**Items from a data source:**

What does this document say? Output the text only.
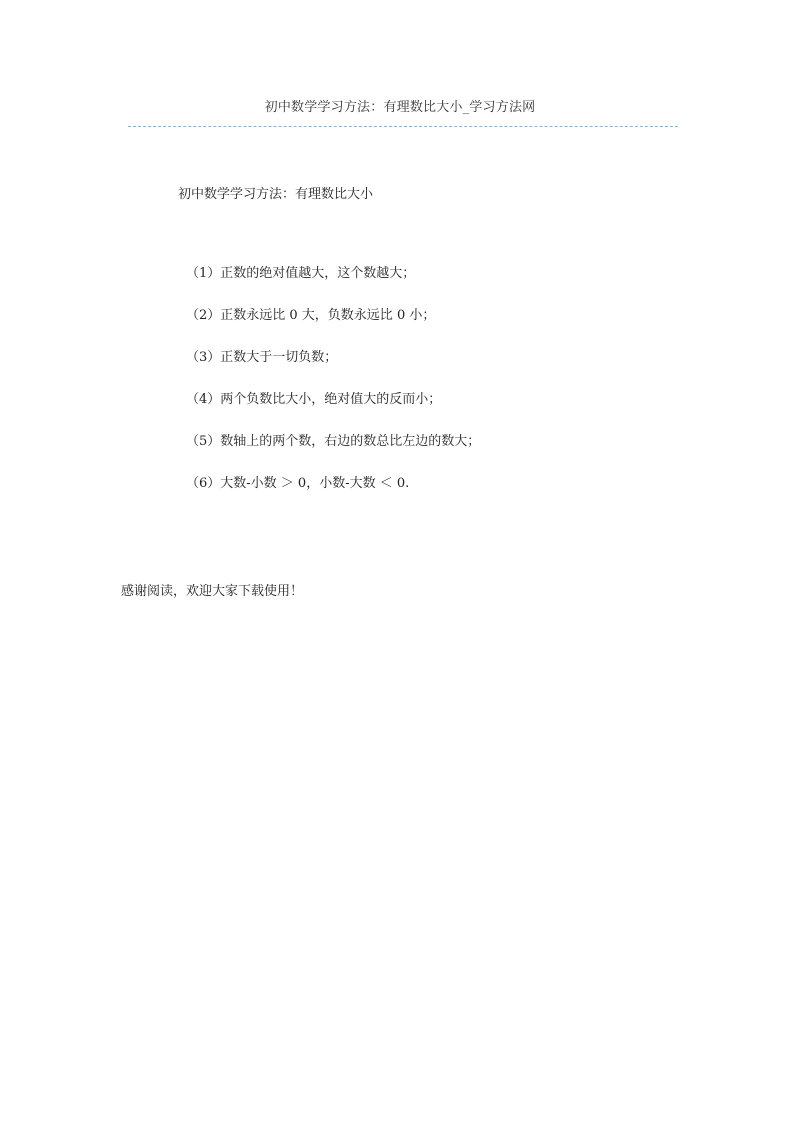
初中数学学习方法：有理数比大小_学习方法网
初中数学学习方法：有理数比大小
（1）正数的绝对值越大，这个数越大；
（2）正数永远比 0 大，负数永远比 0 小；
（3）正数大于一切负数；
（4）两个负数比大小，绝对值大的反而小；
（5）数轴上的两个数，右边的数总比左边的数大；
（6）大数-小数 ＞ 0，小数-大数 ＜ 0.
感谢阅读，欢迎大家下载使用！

**The request:** All of the records need repeating exactly, except for the pictures.

**Reply to the exercise:**
What does this document say? Output the text only.
初中数学学习方法：有理数比大小_学习方法网
初中数学学习方法：有理数比大小
（1）正数的绝对值越大，这个数越大；
（2）正数永远比 0 大，负数永远比 0 小；
（3）正数大于一切负数；
（4）两个负数比大小，绝对值大的反而小；
（5）数轴上的两个数，右边的数总比左边的数大；
（6）大数-小数 ＞ 0，小数-大数 ＜ 0.
感谢阅读，欢迎大家下载使用！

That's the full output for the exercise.